▼

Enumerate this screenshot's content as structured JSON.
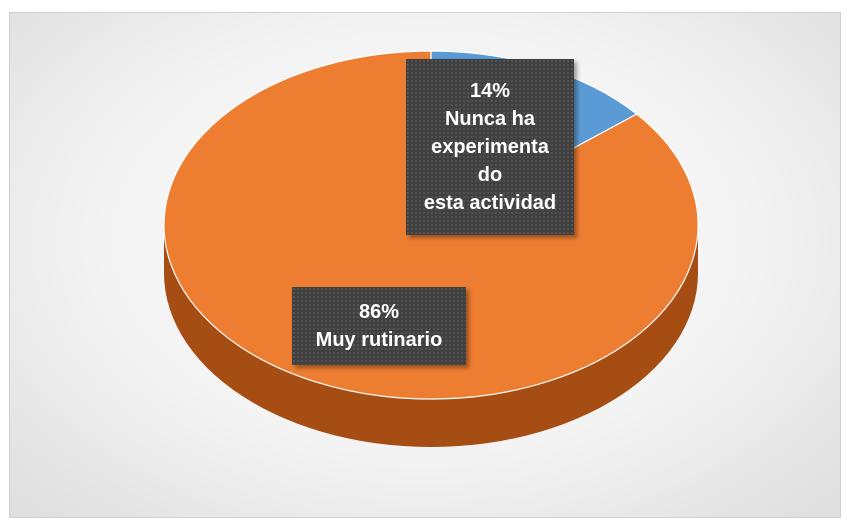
{
  "chart_data": {
    "type": "pie",
    "style": "3d",
    "slices": [
      {
        "name": "Nunca ha experimentado esta actividad",
        "value": 14,
        "percent_label": "14%",
        "label_lines": [
          "Nunca ha",
          "experimenta",
          "do",
          "esta actividad"
        ],
        "color": "#5b9bd5",
        "side_color": "#41729f"
      },
      {
        "name": "Muy rutinario",
        "value": 86,
        "percent_label": "86%",
        "label_lines": [
          "Muy rutinario"
        ],
        "color": "#ed7d31",
        "side_color": "#a64d14"
      }
    ]
  }
}
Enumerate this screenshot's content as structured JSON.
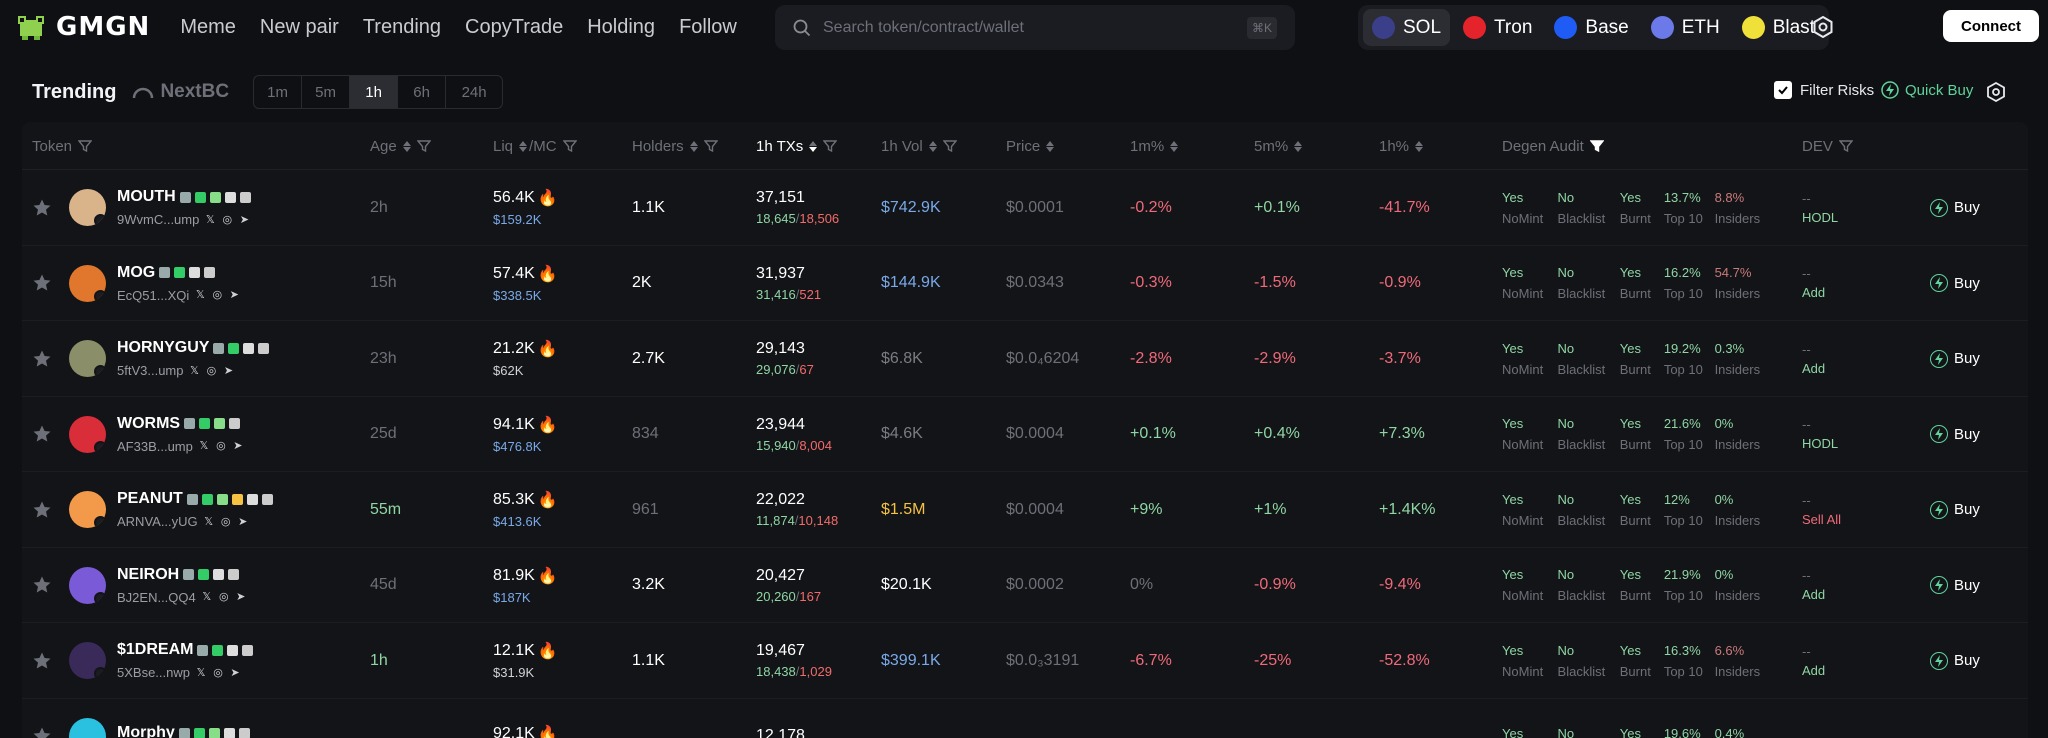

▲

◆ **EXERCISE**:
Restate the records above in full, word for word. Keep pictures out.

◆ **RESULT OF THIS TASK**:
Enumerate this screenshot's content as structured JSON.
{
  "chart_data": {
    "type": "pie",
    "style": "3d",
    "slices": [
      {
        "name": "Nunca ha experimentado esta actividad",
        "value": 14,
        "percent_label": "14%",
        "label_lines": [
          "Nunca ha",
          "experimenta",
          "do",
          "esta actividad"
        ],
        "color": "#5b9bd5",
        "side_color": "#41729f"
      },
      {
        "name": "Muy rutinario",
        "value": 86,
        "percent_label": "86%",
        "label_lines": [
          "Muy rutinario"
        ],
        "color": "#ed7d31",
        "side_color": "#a64d14"
      }
    ]
  }
}
Enumerate this screenshot's content as structured JSON.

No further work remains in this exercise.